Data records
>> START
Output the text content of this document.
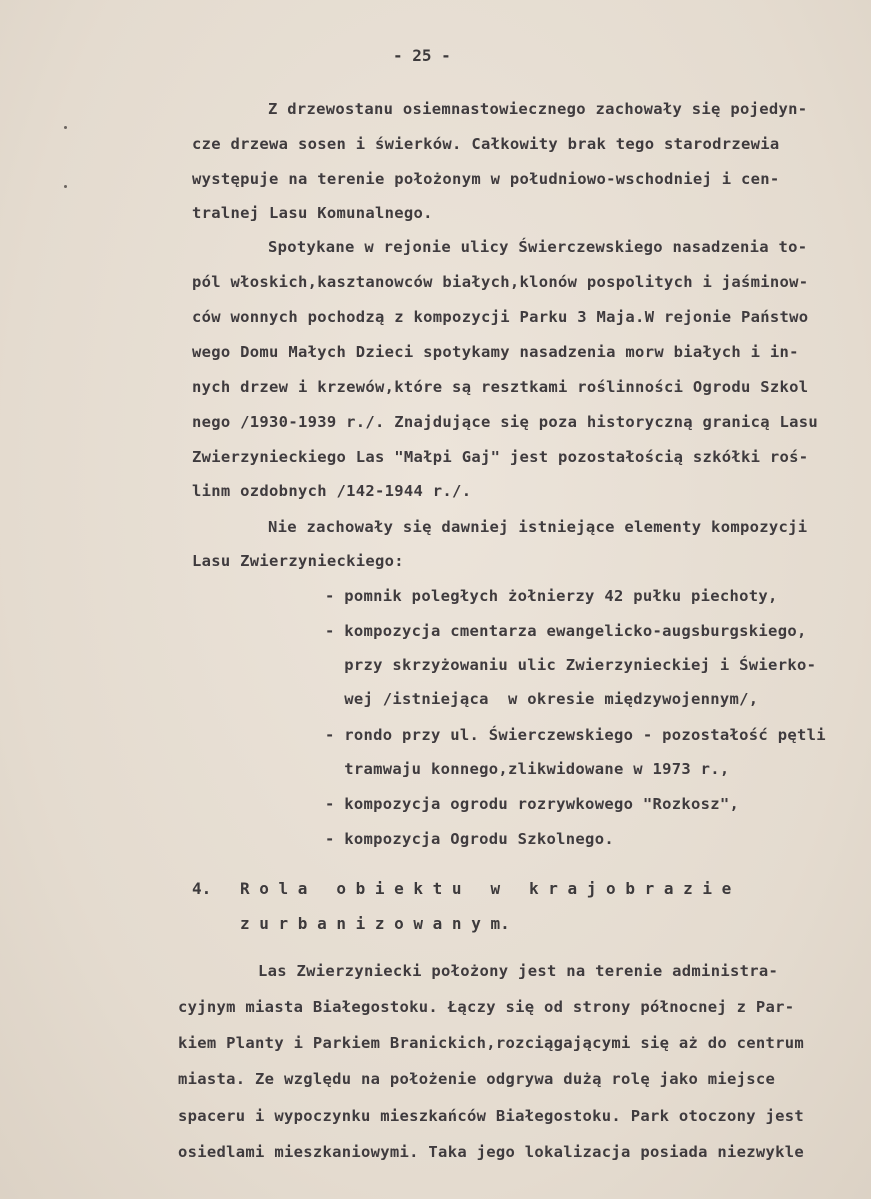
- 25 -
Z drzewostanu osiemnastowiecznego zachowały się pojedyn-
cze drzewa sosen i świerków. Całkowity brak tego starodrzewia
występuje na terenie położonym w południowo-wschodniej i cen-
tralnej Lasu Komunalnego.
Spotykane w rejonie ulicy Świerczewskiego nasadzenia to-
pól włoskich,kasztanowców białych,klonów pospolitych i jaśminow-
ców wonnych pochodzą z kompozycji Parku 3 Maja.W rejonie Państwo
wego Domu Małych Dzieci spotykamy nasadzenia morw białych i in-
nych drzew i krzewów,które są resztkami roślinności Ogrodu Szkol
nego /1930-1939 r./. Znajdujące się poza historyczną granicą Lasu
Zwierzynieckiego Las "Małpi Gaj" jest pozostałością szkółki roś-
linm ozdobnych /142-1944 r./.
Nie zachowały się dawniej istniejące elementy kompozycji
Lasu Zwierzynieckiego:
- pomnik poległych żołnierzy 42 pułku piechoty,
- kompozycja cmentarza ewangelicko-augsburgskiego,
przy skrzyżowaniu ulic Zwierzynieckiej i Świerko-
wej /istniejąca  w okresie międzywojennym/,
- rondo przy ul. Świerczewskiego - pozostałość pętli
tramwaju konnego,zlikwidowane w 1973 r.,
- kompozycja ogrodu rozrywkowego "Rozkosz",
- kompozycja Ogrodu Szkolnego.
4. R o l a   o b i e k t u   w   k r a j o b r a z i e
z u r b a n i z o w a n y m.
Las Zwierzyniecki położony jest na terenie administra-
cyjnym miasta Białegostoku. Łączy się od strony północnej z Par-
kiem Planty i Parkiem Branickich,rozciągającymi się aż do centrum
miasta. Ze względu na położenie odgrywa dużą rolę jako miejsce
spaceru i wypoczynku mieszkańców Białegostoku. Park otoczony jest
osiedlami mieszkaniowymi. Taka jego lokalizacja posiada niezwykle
>> END
>> START
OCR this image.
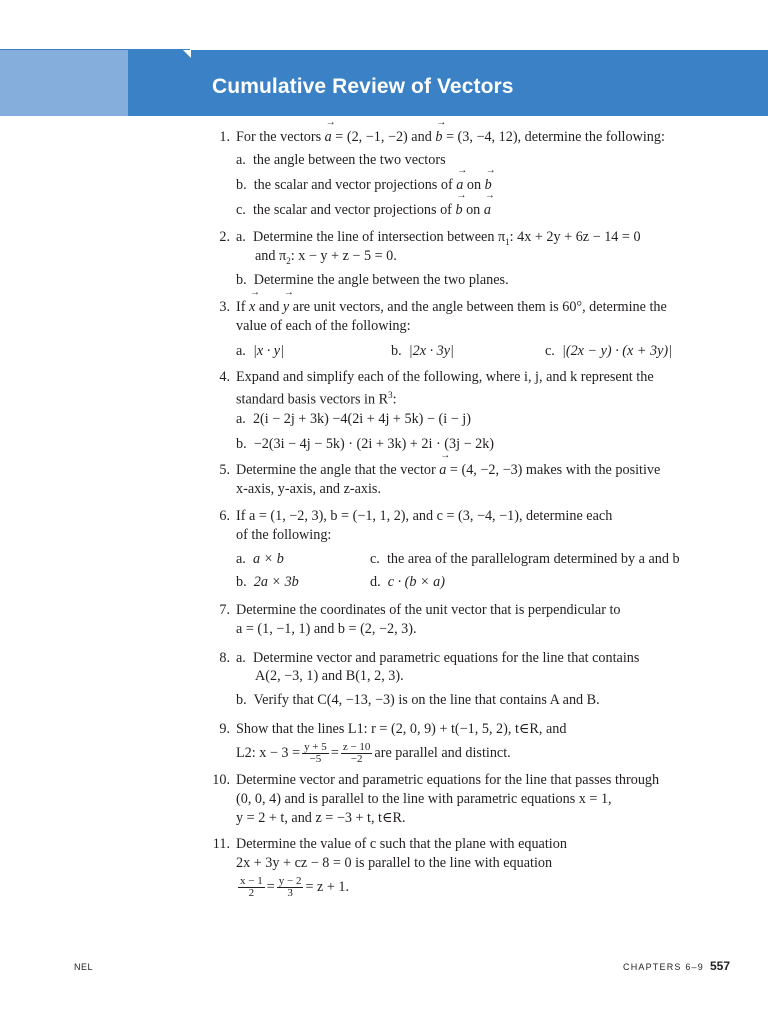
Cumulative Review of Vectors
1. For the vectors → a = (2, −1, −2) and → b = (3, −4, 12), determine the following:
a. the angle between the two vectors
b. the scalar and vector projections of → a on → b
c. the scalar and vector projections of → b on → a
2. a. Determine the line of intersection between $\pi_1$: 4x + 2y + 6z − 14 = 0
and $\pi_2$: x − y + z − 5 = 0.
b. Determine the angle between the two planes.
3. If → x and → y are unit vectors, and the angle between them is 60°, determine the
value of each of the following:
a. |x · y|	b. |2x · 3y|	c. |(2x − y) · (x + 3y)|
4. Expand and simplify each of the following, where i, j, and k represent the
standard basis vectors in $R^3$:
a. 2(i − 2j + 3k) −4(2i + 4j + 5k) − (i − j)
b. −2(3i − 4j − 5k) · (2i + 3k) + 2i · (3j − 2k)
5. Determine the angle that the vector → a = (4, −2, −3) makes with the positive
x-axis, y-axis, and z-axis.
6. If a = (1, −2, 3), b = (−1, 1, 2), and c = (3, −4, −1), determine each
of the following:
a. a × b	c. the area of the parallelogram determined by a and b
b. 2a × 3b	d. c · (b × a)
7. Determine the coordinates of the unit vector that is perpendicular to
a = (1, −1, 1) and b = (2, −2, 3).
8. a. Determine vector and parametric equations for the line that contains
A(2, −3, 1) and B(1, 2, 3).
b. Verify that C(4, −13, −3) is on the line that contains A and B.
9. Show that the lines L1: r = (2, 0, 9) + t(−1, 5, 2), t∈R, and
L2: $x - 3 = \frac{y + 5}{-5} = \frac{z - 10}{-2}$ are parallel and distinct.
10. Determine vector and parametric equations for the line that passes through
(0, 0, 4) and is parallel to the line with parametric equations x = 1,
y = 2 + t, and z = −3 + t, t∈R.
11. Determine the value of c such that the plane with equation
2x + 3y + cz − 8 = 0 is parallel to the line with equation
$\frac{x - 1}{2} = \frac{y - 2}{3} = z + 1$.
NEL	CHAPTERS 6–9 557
>> END
> _WHAT IS BEING ASKED_
Extract every line of the records above that contains the word "with".

> _FULL RESPONSE_
5. Determine the angle that the vector → a = (4, −2, −3) makes with the positive
(0, 0, 4) and is parallel to the line with parametric equations x = 1,
11. Determine the value of c such that the plane with equation
2x + 3y + cz − 8 = 0 is parallel to the line with equation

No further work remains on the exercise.